** DIRECTIONS FOR THIS TASK **
Reproduce all of the data below line for line, with no changes.

** THE DATA **
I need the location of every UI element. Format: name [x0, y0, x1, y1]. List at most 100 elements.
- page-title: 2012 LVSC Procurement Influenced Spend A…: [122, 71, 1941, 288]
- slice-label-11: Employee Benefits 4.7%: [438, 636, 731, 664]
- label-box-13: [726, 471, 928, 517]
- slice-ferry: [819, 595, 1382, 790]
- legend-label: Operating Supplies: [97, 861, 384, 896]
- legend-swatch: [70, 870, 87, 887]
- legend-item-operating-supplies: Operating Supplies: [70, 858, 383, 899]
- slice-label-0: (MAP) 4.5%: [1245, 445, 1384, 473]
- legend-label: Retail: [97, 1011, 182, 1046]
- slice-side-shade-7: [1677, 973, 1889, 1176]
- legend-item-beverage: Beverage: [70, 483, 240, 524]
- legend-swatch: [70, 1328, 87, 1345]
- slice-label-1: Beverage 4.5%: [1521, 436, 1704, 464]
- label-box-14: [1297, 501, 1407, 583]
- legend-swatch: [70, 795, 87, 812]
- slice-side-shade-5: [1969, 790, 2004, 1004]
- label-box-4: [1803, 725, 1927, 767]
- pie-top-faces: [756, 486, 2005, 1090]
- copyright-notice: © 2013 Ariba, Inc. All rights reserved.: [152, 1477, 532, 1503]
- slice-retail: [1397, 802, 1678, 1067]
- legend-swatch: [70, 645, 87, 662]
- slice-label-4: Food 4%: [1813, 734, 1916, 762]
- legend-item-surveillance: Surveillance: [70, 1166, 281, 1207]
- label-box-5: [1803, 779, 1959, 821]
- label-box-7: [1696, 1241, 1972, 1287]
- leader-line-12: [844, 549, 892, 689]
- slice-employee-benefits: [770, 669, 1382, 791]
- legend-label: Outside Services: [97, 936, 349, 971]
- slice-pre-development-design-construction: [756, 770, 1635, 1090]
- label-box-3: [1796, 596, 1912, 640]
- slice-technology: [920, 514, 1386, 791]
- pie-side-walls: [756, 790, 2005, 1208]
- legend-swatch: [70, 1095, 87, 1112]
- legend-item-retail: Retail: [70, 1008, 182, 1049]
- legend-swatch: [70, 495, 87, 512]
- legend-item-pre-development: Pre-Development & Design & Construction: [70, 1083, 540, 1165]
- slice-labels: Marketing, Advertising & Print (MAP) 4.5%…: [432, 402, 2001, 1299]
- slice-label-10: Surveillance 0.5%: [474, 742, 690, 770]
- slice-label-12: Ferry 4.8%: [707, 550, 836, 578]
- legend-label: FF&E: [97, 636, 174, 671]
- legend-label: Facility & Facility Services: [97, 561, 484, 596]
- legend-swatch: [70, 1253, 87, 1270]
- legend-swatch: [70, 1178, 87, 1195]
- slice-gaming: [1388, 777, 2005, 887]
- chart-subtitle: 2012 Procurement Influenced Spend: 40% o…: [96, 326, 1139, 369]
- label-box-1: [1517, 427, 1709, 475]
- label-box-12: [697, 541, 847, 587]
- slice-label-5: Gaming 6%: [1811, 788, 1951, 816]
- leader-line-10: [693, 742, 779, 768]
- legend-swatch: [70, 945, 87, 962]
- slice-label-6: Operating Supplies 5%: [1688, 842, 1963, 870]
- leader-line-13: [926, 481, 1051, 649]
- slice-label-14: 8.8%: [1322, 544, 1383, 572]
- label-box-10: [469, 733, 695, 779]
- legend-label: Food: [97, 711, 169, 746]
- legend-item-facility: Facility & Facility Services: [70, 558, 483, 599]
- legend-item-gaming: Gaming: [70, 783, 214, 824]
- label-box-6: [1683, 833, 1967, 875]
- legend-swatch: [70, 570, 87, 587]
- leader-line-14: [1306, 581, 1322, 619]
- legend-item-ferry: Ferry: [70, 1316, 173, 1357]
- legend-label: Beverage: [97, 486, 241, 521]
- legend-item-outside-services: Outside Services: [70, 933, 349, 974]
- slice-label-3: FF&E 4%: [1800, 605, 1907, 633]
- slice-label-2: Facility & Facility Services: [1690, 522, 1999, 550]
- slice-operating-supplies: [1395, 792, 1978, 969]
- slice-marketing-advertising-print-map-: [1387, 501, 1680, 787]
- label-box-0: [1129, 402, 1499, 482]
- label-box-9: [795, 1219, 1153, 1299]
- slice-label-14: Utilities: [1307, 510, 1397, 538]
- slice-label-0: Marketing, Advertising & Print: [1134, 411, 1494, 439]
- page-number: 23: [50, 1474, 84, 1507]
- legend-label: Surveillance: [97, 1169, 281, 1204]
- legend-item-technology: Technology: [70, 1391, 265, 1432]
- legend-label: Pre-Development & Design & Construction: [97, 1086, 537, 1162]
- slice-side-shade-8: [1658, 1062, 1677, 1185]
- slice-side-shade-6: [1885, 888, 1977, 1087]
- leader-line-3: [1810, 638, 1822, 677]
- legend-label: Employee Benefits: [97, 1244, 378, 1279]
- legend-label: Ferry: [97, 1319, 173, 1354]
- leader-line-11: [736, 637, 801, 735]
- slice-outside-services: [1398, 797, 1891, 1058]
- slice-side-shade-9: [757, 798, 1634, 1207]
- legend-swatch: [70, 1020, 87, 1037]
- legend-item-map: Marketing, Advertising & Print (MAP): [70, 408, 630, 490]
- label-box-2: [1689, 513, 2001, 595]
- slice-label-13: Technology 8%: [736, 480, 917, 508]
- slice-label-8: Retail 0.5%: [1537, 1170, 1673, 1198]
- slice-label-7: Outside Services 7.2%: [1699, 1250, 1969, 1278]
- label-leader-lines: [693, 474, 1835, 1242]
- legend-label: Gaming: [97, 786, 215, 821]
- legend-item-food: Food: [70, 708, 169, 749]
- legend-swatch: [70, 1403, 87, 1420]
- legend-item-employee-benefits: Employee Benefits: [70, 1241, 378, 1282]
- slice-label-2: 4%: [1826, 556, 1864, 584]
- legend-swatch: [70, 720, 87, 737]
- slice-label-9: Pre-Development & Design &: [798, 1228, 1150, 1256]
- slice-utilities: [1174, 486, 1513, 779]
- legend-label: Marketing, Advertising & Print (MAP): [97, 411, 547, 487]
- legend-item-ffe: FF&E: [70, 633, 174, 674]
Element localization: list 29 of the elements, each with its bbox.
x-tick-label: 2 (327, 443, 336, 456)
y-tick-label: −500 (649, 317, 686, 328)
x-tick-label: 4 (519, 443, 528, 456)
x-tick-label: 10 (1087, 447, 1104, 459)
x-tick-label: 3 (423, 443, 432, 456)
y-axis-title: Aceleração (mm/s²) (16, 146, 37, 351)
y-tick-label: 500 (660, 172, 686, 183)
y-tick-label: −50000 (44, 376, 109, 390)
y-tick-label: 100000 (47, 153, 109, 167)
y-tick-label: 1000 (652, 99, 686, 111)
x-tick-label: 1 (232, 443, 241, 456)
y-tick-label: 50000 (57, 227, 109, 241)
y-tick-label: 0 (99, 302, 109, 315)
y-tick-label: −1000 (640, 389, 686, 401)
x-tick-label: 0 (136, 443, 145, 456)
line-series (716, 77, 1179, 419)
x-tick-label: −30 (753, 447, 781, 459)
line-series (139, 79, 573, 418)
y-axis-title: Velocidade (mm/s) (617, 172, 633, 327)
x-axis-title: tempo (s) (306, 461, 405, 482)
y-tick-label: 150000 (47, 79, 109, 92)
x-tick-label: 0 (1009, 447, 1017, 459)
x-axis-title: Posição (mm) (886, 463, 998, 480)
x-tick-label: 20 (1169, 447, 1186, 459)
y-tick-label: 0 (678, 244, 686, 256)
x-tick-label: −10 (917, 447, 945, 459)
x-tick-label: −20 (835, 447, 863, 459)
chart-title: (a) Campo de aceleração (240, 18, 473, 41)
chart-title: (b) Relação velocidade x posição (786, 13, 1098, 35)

** RESPONSE **
I need the location of every UI element. Format: name [x0, y0, x1, y1]. List at most 100 elements.
- page-title: 2012 LVSC Procurement Influenced Spend A…: [122, 71, 1941, 288]
- slice-label-11: Employee Benefits 4.7%: [438, 636, 731, 664]
- label-box-13: [726, 471, 928, 517]
- slice-ferry: [819, 595, 1382, 790]
- legend-label: Operating Supplies: [97, 861, 384, 896]
- legend-swatch: [70, 870, 87, 887]
- legend-item-operating-supplies: Operating Supplies: [70, 858, 383, 899]
- slice-label-0: (MAP) 4.5%: [1245, 445, 1384, 473]
- legend-label: Retail: [97, 1011, 182, 1046]
- slice-side-shade-7: [1677, 973, 1889, 1176]
- legend-item-beverage: Beverage: [70, 483, 240, 524]
- legend-swatch: [70, 1328, 87, 1345]
- slice-label-1: Beverage 4.5%: [1521, 436, 1704, 464]
- label-box-14: [1297, 501, 1407, 583]
- legend-swatch: [70, 795, 87, 812]
- slice-side-shade-5: [1969, 790, 2004, 1004]
- label-box-4: [1803, 725, 1927, 767]
- pie-top-faces: [756, 486, 2005, 1090]
- copyright-notice: © 2013 Ariba, Inc. All rights reserved.: [152, 1477, 532, 1503]
- slice-retail: [1397, 802, 1678, 1067]
- legend-swatch: [70, 645, 87, 662]
- slice-label-4: Food 4%: [1813, 734, 1916, 762]
- legend-item-surveillance: Surveillance: [70, 1166, 281, 1207]
- label-box-5: [1803, 779, 1959, 821]
- label-box-7: [1696, 1241, 1972, 1287]
- leader-line-12: [844, 549, 892, 689]
- slice-employee-benefits: [770, 669, 1382, 791]
- legend-label: Outside Services: [97, 936, 349, 971]
- slice-pre-development-design-construction: [756, 770, 1635, 1090]
- label-box-3: [1796, 596, 1912, 640]
- slice-technology: [920, 514, 1386, 791]
- pie-side-walls: [756, 790, 2005, 1208]
- legend-swatch: [70, 1095, 87, 1112]
- legend-item-retail: Retail: [70, 1008, 182, 1049]
- legend-swatch: [70, 495, 87, 512]
- legend-item-pre-development: Pre-Development & Design & Construction: [70, 1083, 540, 1165]
- slice-labels: Marketing, Advertising & Print (MAP) 4.5%…: [432, 402, 2001, 1299]
- slice-label-10: Surveillance 0.5%: [474, 742, 690, 770]
- slice-label-12: Ferry 4.8%: [707, 550, 836, 578]
- legend-label: FF&E: [97, 636, 174, 671]
- legend-label: Facility & Facility Services: [97, 561, 484, 596]
- legend-swatch: [70, 1253, 87, 1270]
- legend-swatch: [70, 1178, 87, 1195]
- slice-gaming: [1388, 777, 2005, 887]
- chart-subtitle: 2012 Procurement Influenced Spend: 40% o…: [96, 326, 1139, 369]
- label-box-1: [1517, 427, 1709, 475]
- label-box-12: [697, 541, 847, 587]
- slice-label-5: Gaming 6%: [1811, 788, 1951, 816]
- leader-line-10: [693, 742, 779, 768]
- legend-swatch: [70, 945, 87, 962]
- slice-label-6: Operating Supplies 5%: [1688, 842, 1963, 870]
- leader-line-13: [926, 481, 1051, 649]
- slice-label-14: 8.8%: [1322, 544, 1383, 572]
- label-box-10: [469, 733, 695, 779]
- legend-label: Food: [97, 711, 169, 746]
- legend-item-facility: Facility & Facility Services: [70, 558, 483, 599]
- legend-item-gaming: Gaming: [70, 783, 214, 824]
- label-box-6: [1683, 833, 1967, 875]
- legend-swatch: [70, 570, 87, 587]
- leader-line-14: [1306, 581, 1322, 619]
- legend-item-ferry: Ferry: [70, 1316, 173, 1357]
- legend-label: Beverage: [97, 486, 241, 521]
- legend-item-outside-services: Outside Services: [70, 933, 349, 974]
- slice-label-3: FF&E 4%: [1800, 605, 1907, 633]
- slice-label-2: Facility & Facility Services: [1690, 522, 1999, 550]
- slice-operating-supplies: [1395, 792, 1978, 969]
- slice-marketing-advertising-print-map-: [1387, 501, 1680, 787]
- label-box-0: [1129, 402, 1499, 482]
- label-box-9: [795, 1219, 1153, 1299]
- slice-label-14: Utilities: [1307, 510, 1397, 538]
- slice-label-0: Marketing, Advertising & Print: [1134, 411, 1494, 439]
- page-number: 23: [50, 1474, 84, 1507]
- legend-label: Surveillance: [97, 1169, 281, 1204]
- legend-item-technology: Technology: [70, 1391, 265, 1432]
- legend-label: Pre-Development & Design & Construction: [97, 1086, 537, 1162]
- slice-side-shade-8: [1658, 1062, 1677, 1185]
- slice-side-shade-6: [1885, 888, 1977, 1087]
- leader-line-3: [1810, 638, 1822, 677]
- legend-label: Employee Benefits: [97, 1244, 378, 1279]
- legend-label: Ferry: [97, 1319, 173, 1354]
- leader-line-11: [736, 637, 801, 735]
- slice-outside-services: [1398, 797, 1891, 1058]
- slice-side-shade-9: [757, 798, 1634, 1207]
- legend-swatch: [70, 1020, 87, 1037]
- legend-item-map: Marketing, Advertising & Print (MAP): [70, 408, 630, 490]
- label-box-2: [1689, 513, 2001, 595]
- slice-label-13: Technology 8%: [736, 480, 917, 508]
- slice-label-8: Retail 0.5%: [1537, 1170, 1673, 1198]
- slice-label-7: Outside Services 7.2%: [1699, 1250, 1969, 1278]
- label-leader-lines: [693, 474, 1835, 1242]
- legend-label: Gaming: [97, 786, 215, 821]
- legend-item-food: Food: [70, 708, 169, 749]
- legend-swatch: [70, 1403, 87, 1420]
- legend-item-employee-benefits: Employee Benefits: [70, 1241, 378, 1282]
- slice-label-2: 4%: [1826, 556, 1864, 584]
- legend-swatch: [70, 720, 87, 737]
- slice-label-9: Pre-Development & Design &: [798, 1228, 1150, 1256]
- slice-utilities: [1174, 486, 1513, 779]
- legend-label: Marketing, Advertising & Print (MAP): [97, 411, 547, 487]
- legend-item-ffe: FF&E: [70, 633, 174, 674]
Element localization: list 29 of the elements, each with its bbox.
x-tick-label: 2 (327, 443, 336, 456)
y-tick-label: −500 (649, 317, 686, 328)
x-tick-label: 4 (519, 443, 528, 456)
x-tick-label: 10 (1087, 447, 1104, 459)
x-tick-label: 3 (423, 443, 432, 456)
y-axis-title: Aceleração (mm/s²) (16, 146, 37, 351)
y-tick-label: 500 (660, 172, 686, 183)
y-tick-label: −50000 (44, 376, 109, 390)
y-tick-label: 100000 (47, 153, 109, 167)
y-tick-label: 1000 (652, 99, 686, 111)
x-tick-label: 1 (232, 443, 241, 456)
y-tick-label: 50000 (57, 227, 109, 241)
y-tick-label: 0 (99, 302, 109, 315)
y-tick-label: −1000 (640, 389, 686, 401)
x-tick-label: 0 (136, 443, 145, 456)
line-series (716, 77, 1179, 419)
x-tick-label: −30 (753, 447, 781, 459)
line-series (139, 79, 573, 418)
y-axis-title: Velocidade (mm/s) (617, 172, 633, 327)
x-axis-title: tempo (s) (306, 461, 405, 482)
y-tick-label: 150000 (47, 79, 109, 92)
x-tick-label: 0 (1009, 447, 1017, 459)
x-axis-title: Posição (mm) (886, 463, 998, 480)
x-tick-label: 20 (1169, 447, 1186, 459)
y-tick-label: 0 (678, 244, 686, 256)
x-tick-label: −10 (917, 447, 945, 459)
x-tick-label: −20 (835, 447, 863, 459)
chart-title: (a) Campo de aceleração (240, 18, 473, 41)
chart-title: (b) Relação velocidade x posição (786, 13, 1098, 35)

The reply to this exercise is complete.